··· ENTRIES

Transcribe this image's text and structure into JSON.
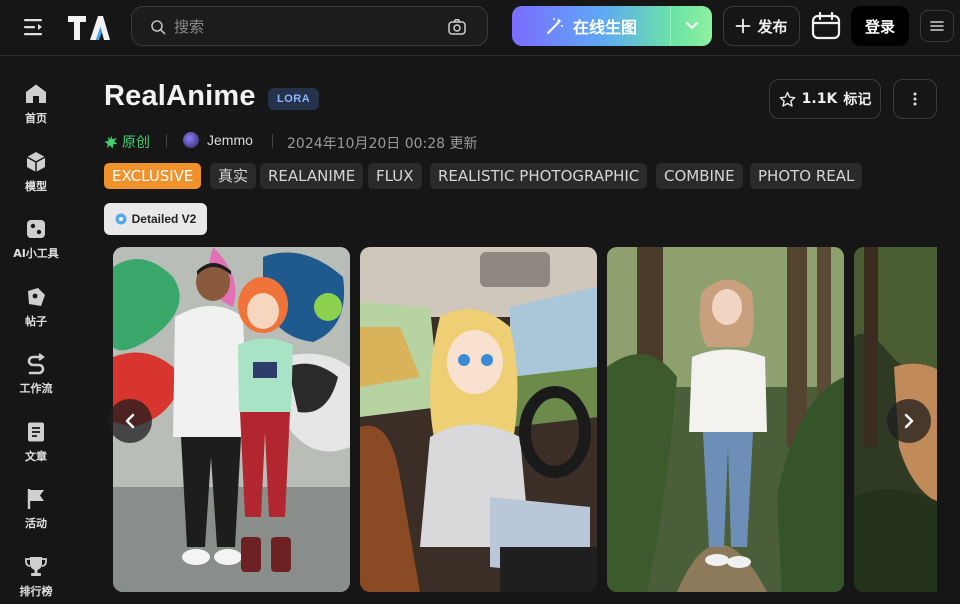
{
  "header": {
    "search": {
      "placeholder": "搜索"
    },
    "generate_label": "在线生图",
    "publish_label": "发布",
    "login_label": "登录"
  },
  "sidebar": {
    "items": [
      {
        "label": "首页",
        "icon": "home-icon"
      },
      {
        "label": "模型",
        "icon": "cube-icon"
      },
      {
        "label": "AI小工具",
        "icon": "tools-icon"
      },
      {
        "label": "帖子",
        "icon": "post-icon"
      },
      {
        "label": "工作流",
        "icon": "workflow-icon"
      },
      {
        "label": "文章",
        "icon": "article-icon"
      },
      {
        "label": "活动",
        "icon": "flag-icon"
      },
      {
        "label": "排行榜",
        "icon": "trophy-icon"
      }
    ]
  },
  "model": {
    "title": "RealAnime",
    "type_badge": "LORA",
    "original_label": "原创",
    "author": "Jemmo",
    "updated": "2024年10月20日 00:28 更新",
    "favorite_count": "1.1K",
    "favorite_label": "标记",
    "tags": [
      "EXCLUSIVE",
      "真实",
      "REALANIME",
      "FLUX",
      "REALISTIC PHOTOGRAPHIC",
      "COMBINE",
      "PHOTO REAL"
    ],
    "version": "Detailed V2"
  },
  "colors": {
    "background": "#161616",
    "exclusive_tag": "#f0922b",
    "original_green": "#3fce72",
    "lora_badge_bg": "#24324a",
    "lora_badge_text": "#8fb4ff"
  }
}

······

▶ PROBLEM STATEMENT
Can the entries above be repeated exactly, without their pictures?

▶ OUTPUT FOR THIS EXERCISE
Transcribe this image's text and structure into JSON.
{
  "header": {
    "search": {
      "placeholder": "搜索"
    },
    "generate_label": "在线生图",
    "publish_label": "发布",
    "login_label": "登录"
  },
  "sidebar": {
    "items": [
      {
        "label": "首页",
        "icon": "home-icon"
      },
      {
        "label": "模型",
        "icon": "cube-icon"
      },
      {
        "label": "AI小工具",
        "icon": "tools-icon"
      },
      {
        "label": "帖子",
        "icon": "post-icon"
      },
      {
        "label": "工作流",
        "icon": "workflow-icon"
      },
      {
        "label": "文章",
        "icon": "article-icon"
      },
      {
        "label": "活动",
        "icon": "flag-icon"
      },
      {
        "label": "排行榜",
        "icon": "trophy-icon"
      }
    ]
  },
  "model": {
    "title": "RealAnime",
    "type_badge": "LORA",
    "original_label": "原创",
    "author": "Jemmo",
    "updated": "2024年10月20日 00:28 更新",
    "favorite_count": "1.1K",
    "favorite_label": "标记",
    "tags": [
      "EXCLUSIVE",
      "真实",
      "REALANIME",
      "FLUX",
      "REALISTIC PHOTOGRAPHIC",
      "COMBINE",
      "PHOTO REAL"
    ],
    "version": "Detailed V2"
  },
  "colors": {
    "background": "#161616",
    "exclusive_tag": "#f0922b",
    "original_green": "#3fce72",
    "lora_badge_bg": "#24324a",
    "lora_badge_text": "#8fb4ff"
  }
}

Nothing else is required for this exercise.